Problems:
1) According to the album article, at which studio was Let's Do It for Johnny! recorded?
2) Reproduce the passage of the album article between "On January 12, 2000, the" and "film The Outsiders.", inclusive.
3) Name every record label that the album article lists for Let's Do It for Johnny!

=== Source passage ===

Studio album by Bowling for Soup
- Released: May 16, 2000
- Recorded: 1998–2000
- Genre: Pop-punk
- Length: 44:34 52:03 (Japanese Edition) 50:39 (Australian Edition)
- Labels: Jive; Silvertone; FFROE;
- Producers: Eric Delegard; Jaret Reddick;

Bowling for Soup chronology
| Tell Me When to Whoa (1998) | Let's Do It for Johnny! (2000) | Drunk Enough to Dance (2002) |

Singles from Let's Do It for Johnny!!
- "The Bitch Song" Released: 2000; "Suckerpunch" Released: 2000 (promo);

= Let's Do It for Johnny! =

Let's Do It for Johnny! is the third studio album by American rock band Bowling for Soup, released on May 16, 2000, by Jive Records. It was recorded at Reel Time Audio in Denton, Texas, about 100 miles from where the band was formed in Wichita Falls, and featured the group's first hit, "The Bitch Song." The album name is a reference to The Outsiders. It is the first album with Gary Wiseman on drums. The album also features a cover of Bryan Adams' "Summer of '69".

The band re-recorded several of their older songs for this album. Tracks 6, 7, and 8 appeared on the album Rock on Honorable Ones!!, tracks 1, 2, 4, 5, and 9 originally appeared on the EP Tell Me When to Whoa, and track 8 appeared on both Rock on Honorable Ones!! and Tell Me When to Whoa.

Professional ratings
Review scores
| Source | Rating |
| AbsolutePunk | Favorable |

==Production and recording==
It was announced in a band newsletter on July 2, 1999, that drummer Lance Morrill decided to quit the band to focus on the family life after recently getting married. Longtime friend Gary Wiseman would be welcomed as the band's new drummer and would soon get to work recording a new album.

On January 12, 2000, the band made it known that they have been in the recording studio and that they have signed to Jive Records. The title was first mentioned as Let's Do It For Jonnie but Jonnie was later changed to Johnny for unknown reasons. The title takes its name from the 1983 Francis Ford Coppola film The Outsiders.

Tracks such as "Belgium", "Scope", and "The Bitch Song" from previous albums were remixed by Matt Wallace, who had previously worked with Everlast and Faith No More.

Additionally, the band recorded a song "Greatest Day" for a Tiger Woods video game, which was later featured on the following albums Drunk Enough to Dance and Bowling for Soup Goes to the Movies.

=== Given data ===

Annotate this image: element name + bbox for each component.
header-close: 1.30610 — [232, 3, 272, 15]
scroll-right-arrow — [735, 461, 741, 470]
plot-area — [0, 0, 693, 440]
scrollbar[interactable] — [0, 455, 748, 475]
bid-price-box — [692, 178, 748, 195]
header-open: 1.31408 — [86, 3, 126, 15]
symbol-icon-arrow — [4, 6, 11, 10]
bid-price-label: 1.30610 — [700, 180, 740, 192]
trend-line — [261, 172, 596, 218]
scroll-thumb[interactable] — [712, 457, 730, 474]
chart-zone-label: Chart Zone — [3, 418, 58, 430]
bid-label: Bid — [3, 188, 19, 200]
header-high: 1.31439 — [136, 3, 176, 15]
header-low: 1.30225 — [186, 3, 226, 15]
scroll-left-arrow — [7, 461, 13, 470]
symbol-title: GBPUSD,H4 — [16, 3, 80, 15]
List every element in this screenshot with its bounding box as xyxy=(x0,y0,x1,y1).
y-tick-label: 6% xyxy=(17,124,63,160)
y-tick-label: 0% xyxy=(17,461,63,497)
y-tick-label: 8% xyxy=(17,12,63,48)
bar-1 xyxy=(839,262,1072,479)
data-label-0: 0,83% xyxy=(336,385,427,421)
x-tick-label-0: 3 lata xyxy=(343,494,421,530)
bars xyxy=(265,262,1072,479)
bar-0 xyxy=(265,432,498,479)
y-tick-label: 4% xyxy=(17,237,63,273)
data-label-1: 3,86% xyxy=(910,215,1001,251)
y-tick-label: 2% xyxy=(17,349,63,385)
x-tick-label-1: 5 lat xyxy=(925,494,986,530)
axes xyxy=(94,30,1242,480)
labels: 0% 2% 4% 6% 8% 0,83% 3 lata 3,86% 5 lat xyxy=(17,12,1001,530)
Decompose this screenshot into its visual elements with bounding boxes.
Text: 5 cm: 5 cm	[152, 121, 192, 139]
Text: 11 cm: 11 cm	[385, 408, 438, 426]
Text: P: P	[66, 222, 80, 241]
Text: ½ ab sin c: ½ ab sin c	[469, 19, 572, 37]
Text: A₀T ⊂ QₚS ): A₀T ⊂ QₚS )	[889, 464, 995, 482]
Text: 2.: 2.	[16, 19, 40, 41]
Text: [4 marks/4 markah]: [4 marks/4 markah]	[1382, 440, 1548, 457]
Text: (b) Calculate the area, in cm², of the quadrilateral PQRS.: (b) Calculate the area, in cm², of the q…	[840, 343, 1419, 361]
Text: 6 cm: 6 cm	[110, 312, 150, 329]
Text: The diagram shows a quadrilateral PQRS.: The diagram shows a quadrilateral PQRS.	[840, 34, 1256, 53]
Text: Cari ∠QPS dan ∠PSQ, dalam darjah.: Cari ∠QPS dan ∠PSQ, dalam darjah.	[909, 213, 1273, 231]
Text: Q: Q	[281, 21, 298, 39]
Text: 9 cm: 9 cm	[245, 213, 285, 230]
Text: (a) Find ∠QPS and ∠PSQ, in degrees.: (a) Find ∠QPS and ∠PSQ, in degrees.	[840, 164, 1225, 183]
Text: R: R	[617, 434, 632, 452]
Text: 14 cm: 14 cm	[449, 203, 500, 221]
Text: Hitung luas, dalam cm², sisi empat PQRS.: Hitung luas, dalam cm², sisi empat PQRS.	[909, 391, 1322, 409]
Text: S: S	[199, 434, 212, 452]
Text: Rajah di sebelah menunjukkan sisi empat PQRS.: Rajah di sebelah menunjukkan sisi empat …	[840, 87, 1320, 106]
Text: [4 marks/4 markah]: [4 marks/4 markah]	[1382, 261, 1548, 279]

===

Answers:
1) Reel Time Audio in Denton, Texas.

2)
On January 12, 2000, the band made it known that they have been in the recording studio and that they have signed to Jive Records. The title was first mentioned as Let's Do It For Jonnie but Jonnie was later changed to Johnny for unknown reasons. The title takes its name from the 1983 Francis Ford Coppola film The Outsiders.

3) Jive, Silvertone, FFROE